**SHORT EXERCISE**. Please transcribe the part of the payments essay starting with "Natural sciences have" and going on through "what are they?".

**DOCUMENT PASSAGE**.
..........
# moving at the speed of money

*“Man cannot change a single law of nature, but can put himself into such relations to natural laws that he can profit by them.”* – Edwin G. Conklin

Natural sciences have fundamental laws, those rules upon which hypotheses are built to form a framework of how nature fits together. Every so often new findings requiring new frameworks come along which allow us to see the world more clearly for what it is. These frameworks come and go over time but their underlying laws tend to remain constant.

While the payments industry has plenty of generally accepted frameworks and knowledge, the only laws cited – as far as I can tell please enlighten if you know of any – are ones lifted from economics. That’s not to say supply and demand curves aren’t relevant, but payments as its own field glaringly lacks any theorems of its own. This immediately raises several questions:

- Are there any fundamental laws of payments?
- If so, what are they?
- What can these laws tell us about how payments are evolving?

### seeking truth

Payments receives little attention from academia though it is clearly deserving of much more. Payments have existed since the birth of civilization and are a startling constant of human society and behavior. They are the tangible exchange of intangibility – emotion, worth, trust, and time are bundled together in a single interaction between individuals, groups, and societies.
..........
[Extracted records]
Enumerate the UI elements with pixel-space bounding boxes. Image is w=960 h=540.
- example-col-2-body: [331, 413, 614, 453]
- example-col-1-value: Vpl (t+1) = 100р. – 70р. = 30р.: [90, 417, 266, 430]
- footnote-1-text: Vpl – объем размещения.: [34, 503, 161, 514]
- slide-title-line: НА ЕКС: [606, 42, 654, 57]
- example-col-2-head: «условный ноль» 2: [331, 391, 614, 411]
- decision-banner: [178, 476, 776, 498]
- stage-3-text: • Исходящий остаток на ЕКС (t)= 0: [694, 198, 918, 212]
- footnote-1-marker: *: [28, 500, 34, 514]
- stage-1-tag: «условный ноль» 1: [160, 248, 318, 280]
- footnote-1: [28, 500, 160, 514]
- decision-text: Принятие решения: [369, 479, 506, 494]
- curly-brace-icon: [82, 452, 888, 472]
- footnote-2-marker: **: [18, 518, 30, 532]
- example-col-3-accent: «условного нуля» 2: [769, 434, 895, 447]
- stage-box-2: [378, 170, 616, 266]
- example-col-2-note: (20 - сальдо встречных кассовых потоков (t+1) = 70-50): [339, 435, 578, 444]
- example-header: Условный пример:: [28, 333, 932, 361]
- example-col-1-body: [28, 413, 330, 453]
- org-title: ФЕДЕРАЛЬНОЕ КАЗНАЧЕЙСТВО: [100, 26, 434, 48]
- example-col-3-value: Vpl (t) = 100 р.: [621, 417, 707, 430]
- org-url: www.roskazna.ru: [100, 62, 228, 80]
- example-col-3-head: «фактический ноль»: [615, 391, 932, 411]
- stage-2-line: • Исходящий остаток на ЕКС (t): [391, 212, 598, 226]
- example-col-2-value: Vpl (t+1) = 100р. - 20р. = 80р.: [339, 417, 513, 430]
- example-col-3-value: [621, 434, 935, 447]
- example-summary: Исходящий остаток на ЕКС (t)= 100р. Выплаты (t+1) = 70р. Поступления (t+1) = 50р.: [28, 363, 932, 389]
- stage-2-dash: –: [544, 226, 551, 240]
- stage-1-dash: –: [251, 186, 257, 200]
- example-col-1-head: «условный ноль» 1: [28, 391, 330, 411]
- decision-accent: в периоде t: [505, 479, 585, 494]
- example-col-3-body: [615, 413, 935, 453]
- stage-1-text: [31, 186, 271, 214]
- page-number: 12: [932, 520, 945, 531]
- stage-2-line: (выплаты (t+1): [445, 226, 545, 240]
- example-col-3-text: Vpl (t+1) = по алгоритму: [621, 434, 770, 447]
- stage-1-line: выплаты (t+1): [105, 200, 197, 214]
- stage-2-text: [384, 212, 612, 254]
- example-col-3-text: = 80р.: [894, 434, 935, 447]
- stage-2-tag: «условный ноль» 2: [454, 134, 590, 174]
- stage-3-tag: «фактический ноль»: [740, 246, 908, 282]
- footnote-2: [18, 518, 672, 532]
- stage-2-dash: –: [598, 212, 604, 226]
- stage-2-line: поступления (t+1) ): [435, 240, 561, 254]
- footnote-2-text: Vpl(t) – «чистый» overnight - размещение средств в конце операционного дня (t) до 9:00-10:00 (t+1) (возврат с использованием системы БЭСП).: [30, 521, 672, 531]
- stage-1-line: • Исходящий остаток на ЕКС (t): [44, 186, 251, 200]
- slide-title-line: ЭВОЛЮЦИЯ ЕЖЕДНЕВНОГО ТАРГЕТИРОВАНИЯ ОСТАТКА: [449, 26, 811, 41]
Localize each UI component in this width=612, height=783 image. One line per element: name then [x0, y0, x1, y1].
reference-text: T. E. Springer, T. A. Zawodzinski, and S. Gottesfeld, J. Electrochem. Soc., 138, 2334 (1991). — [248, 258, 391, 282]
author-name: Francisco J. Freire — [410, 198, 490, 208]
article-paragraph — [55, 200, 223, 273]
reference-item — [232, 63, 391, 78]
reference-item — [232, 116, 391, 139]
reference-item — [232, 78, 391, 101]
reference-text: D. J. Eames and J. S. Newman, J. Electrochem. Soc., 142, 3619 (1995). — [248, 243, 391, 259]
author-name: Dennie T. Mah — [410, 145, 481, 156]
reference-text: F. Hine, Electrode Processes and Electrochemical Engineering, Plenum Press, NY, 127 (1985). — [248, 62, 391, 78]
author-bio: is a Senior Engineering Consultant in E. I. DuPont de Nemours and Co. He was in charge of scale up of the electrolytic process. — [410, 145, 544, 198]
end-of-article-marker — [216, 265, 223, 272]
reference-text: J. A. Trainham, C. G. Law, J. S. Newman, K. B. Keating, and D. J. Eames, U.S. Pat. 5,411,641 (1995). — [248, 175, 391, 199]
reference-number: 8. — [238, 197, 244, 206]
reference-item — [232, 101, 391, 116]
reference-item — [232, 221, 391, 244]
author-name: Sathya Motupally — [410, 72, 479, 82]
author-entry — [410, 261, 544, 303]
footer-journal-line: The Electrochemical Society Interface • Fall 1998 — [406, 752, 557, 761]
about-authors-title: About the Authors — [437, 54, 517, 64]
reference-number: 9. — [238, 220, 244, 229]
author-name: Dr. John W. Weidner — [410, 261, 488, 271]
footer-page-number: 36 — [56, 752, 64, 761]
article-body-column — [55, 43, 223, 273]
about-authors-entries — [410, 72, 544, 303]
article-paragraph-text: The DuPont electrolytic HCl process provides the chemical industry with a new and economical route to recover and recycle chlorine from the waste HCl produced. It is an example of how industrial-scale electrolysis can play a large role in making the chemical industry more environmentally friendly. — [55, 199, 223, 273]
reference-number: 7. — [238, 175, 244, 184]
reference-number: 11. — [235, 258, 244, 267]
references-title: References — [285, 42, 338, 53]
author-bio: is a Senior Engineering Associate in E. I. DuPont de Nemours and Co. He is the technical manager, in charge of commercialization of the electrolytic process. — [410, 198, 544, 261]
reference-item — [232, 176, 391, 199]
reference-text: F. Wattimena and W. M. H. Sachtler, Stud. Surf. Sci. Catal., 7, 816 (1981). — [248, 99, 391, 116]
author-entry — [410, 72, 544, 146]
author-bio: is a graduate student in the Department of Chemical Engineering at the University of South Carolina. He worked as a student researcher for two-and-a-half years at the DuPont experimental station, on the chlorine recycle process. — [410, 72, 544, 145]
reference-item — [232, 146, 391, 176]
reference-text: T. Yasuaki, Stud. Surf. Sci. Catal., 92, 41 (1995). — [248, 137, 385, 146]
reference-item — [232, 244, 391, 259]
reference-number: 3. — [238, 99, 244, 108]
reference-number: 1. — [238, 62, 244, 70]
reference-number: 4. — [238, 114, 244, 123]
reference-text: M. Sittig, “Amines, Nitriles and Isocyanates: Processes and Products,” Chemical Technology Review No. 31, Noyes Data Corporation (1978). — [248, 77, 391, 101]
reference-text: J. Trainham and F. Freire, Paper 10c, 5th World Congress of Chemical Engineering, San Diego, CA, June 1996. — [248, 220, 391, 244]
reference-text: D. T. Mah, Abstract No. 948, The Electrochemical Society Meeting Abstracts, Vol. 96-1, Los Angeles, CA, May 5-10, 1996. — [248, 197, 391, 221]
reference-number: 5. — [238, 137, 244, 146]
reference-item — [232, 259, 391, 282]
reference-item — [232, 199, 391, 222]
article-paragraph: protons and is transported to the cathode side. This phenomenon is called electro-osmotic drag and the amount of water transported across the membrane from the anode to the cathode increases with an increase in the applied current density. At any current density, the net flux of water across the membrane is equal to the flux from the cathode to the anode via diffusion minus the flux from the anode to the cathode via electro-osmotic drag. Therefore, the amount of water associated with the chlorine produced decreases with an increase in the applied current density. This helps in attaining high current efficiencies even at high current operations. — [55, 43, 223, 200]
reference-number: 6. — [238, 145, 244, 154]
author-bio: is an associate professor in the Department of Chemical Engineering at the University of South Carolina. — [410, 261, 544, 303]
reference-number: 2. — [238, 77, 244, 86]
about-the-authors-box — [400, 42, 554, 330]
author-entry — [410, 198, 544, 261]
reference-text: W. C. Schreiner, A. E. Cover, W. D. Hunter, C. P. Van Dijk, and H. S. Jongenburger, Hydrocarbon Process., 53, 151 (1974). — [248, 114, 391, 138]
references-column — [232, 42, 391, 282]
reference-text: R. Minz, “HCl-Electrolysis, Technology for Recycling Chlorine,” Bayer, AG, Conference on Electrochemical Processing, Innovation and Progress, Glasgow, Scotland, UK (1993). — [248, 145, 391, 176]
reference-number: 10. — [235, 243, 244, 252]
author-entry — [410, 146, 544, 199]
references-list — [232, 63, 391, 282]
..........
**RESPONSE**.
Natural sciences have fundamental laws, those rules upon which hypotheses are built to form a framework of how nature fits together. Every so often new findings requiring new frameworks come along which allow us to see the world more clearly for what it is. These frameworks come and go over time but their underlying laws tend to remain constant.

While the payments industry has plenty of generally accepted frameworks and knowledge, the only laws cited – as far as I can tell please enlighten if you know of any – are ones lifted from economics. That’s not to say supply and demand curves aren’t relevant, but payments as its own field glaringly lacks any theorems of its own. This immediately raises several questions:

- Are there any fundamental laws of payments?
- If so, what are they?